Excerpts from a figure dataset:
------------------------------
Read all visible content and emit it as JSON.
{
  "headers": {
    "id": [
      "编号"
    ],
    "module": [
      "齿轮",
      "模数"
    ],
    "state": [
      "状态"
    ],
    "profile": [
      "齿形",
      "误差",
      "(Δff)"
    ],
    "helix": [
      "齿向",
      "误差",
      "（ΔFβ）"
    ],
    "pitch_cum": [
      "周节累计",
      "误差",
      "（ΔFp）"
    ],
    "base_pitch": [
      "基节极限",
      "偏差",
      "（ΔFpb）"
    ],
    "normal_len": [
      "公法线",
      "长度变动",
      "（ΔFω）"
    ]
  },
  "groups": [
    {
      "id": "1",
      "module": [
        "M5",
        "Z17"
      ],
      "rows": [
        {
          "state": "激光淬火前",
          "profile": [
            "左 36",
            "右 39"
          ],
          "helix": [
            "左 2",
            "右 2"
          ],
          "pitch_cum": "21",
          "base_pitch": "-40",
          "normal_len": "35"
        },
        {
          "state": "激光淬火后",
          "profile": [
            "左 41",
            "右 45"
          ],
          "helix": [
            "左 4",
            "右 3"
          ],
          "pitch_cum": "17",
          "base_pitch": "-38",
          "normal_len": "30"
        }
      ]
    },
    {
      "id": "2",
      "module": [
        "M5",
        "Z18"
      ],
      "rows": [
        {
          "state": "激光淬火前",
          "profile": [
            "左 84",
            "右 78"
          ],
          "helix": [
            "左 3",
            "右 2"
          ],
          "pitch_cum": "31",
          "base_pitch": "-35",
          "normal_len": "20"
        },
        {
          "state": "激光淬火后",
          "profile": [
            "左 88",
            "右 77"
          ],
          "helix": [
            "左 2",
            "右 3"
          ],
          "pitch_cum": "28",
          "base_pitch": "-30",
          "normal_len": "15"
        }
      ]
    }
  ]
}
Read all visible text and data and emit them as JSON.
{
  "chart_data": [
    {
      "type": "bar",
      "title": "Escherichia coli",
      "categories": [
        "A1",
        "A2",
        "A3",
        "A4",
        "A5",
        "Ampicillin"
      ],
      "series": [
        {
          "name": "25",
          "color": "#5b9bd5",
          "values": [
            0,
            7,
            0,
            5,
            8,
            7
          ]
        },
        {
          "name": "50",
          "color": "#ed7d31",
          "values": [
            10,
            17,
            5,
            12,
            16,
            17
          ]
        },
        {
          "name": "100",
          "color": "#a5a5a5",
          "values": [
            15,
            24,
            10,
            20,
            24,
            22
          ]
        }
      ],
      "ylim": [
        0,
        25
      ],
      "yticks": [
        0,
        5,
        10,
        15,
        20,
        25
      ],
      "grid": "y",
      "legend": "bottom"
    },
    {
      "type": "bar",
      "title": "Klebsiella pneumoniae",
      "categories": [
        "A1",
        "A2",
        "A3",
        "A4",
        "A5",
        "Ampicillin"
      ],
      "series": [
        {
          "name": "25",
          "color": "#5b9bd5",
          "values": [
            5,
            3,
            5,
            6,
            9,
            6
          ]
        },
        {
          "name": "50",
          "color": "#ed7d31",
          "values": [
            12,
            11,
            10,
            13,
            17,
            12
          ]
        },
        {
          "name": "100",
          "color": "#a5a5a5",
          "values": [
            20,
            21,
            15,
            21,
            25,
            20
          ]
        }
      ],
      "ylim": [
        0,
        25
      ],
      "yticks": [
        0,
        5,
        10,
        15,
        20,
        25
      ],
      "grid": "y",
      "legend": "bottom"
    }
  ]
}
------------------------------
REQUIREMENTS: Write all of the records out again exactly.

RESULT OF THE TASK:
Read all visible content and emit it as JSON.
{
  "headers": {
    "id": [
      "编号"
    ],
    "module": [
      "齿轮",
      "模数"
    ],
    "state": [
      "状态"
    ],
    "profile": [
      "齿形",
      "误差",
      "(Δff)"
    ],
    "helix": [
      "齿向",
      "误差",
      "（ΔFβ）"
    ],
    "pitch_cum": [
      "周节累计",
      "误差",
      "（ΔFp）"
    ],
    "base_pitch": [
      "基节极限",
      "偏差",
      "（ΔFpb）"
    ],
    "normal_len": [
      "公法线",
      "长度变动",
      "（ΔFω）"
    ]
  },
  "groups": [
    {
      "id": "1",
      "module": [
        "M5",
        "Z17"
      ],
      "rows": [
        {
          "state": "激光淬火前",
          "profile": [
            "左 36",
            "右 39"
          ],
          "helix": [
            "左 2",
            "右 2"
          ],
          "pitch_cum": "21",
          "base_pitch": "-40",
          "normal_len": "35"
        },
        {
          "state": "激光淬火后",
          "profile": [
            "左 41",
            "右 45"
          ],
          "helix": [
            "左 4",
            "右 3"
          ],
          "pitch_cum": "17",
          "base_pitch": "-38",
          "normal_len": "30"
        }
      ]
    },
    {
      "id": "2",
      "module": [
        "M5",
        "Z18"
      ],
      "rows": [
        {
          "state": "激光淬火前",
          "profile": [
            "左 84",
            "右 78"
          ],
          "helix": [
            "左 3",
            "右 2"
          ],
          "pitch_cum": "31",
          "base_pitch": "-35",
          "normal_len": "20"
        },
        {
          "state": "激光淬火后",
          "profile": [
            "左 88",
            "右 77"
          ],
          "helix": [
            "左 2",
            "右 3"
          ],
          "pitch_cum": "28",
          "base_pitch": "-30",
          "normal_len": "15"
        }
      ]
    }
  ]
}
Read all visible text and data and emit them as JSON.
{
  "chart_data": [
    {
      "type": "bar",
      "title": "Escherichia coli",
      "categories": [
        "A1",
        "A2",
        "A3",
        "A4",
        "A5",
        "Ampicillin"
      ],
      "series": [
        {
          "name": "25",
          "color": "#5b9bd5",
          "values": [
            0,
            7,
            0,
            5,
            8,
            7
          ]
        },
        {
          "name": "50",
          "color": "#ed7d31",
          "values": [
            10,
            17,
            5,
            12,
            16,
            17
          ]
        },
        {
          "name": "100",
          "color": "#a5a5a5",
          "values": [
            15,
            24,
            10,
            20,
            24,
            22
          ]
        }
      ],
      "ylim": [
        0,
        25
      ],
      "yticks": [
        0,
        5,
        10,
        15,
        20,
        25
      ],
      "grid": "y",
      "legend": "bottom"
    },
    {
      "type": "bar",
      "title": "Klebsiella pneumoniae",
      "categories": [
        "A1",
        "A2",
        "A3",
        "A4",
        "A5",
        "Ampicillin"
      ],
      "series": [
        {
          "name": "25",
          "color": "#5b9bd5",
          "values": [
            5,
            3,
            5,
            6,
            9,
            6
          ]
        },
        {
          "name": "50",
          "color": "#ed7d31",
          "values": [
            12,
            11,
            10,
            13,
            17,
            12
          ]
        },
        {
          "name": "100",
          "color": "#a5a5a5",
          "values": [
            20,
            21,
            15,
            21,
            25,
            20
          ]
        }
      ],
      "ylim": [
        0,
        25
      ],
      "yticks": [
        0,
        5,
        10,
        15,
        20,
        25
      ],
      "grid": "y",
      "legend": "bottom"
    }
  ]
}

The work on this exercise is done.